■ Extracted entries ■
-- Start --
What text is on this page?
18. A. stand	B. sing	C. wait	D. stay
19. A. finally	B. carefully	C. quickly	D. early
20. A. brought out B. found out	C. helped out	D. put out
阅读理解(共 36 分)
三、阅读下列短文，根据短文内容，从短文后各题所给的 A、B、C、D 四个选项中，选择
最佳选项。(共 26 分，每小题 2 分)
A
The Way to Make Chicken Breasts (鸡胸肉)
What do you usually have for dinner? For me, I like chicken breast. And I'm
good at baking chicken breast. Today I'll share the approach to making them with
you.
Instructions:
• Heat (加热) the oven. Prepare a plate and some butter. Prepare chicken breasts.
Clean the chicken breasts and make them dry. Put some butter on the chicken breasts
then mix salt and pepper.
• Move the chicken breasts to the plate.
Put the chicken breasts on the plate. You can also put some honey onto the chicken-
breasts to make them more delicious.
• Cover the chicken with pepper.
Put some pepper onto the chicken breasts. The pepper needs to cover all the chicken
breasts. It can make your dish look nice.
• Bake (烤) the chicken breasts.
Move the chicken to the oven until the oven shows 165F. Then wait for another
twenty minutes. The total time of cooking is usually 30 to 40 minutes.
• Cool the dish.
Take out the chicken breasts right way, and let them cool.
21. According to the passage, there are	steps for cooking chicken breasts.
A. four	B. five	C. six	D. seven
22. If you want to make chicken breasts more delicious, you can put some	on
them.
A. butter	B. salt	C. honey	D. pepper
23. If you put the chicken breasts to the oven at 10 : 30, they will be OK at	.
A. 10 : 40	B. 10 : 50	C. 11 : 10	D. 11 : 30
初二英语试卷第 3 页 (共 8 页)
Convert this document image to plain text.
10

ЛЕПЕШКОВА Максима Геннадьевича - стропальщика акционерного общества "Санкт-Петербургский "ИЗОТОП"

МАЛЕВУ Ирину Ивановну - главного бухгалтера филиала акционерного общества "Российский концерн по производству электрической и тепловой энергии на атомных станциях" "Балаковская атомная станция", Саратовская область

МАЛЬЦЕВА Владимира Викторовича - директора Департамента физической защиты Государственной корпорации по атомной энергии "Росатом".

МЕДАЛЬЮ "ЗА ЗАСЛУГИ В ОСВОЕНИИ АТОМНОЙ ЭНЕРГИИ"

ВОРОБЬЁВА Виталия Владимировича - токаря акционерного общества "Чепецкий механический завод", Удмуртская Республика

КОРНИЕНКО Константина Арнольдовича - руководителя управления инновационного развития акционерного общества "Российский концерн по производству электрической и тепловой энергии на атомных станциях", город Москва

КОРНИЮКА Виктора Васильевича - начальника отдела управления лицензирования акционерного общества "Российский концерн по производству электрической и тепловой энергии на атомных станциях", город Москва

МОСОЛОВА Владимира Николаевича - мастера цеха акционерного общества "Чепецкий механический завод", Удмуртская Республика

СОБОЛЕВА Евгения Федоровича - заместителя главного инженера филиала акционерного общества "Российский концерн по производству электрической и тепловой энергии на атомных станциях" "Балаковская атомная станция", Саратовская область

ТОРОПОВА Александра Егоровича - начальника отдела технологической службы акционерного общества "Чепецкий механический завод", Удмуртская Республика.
-- End --
■ Stated problem ■
Tally how many lines of the material contain the word "plate". The answer must be the number and nothing else.

■ Answer for this exercise ■
3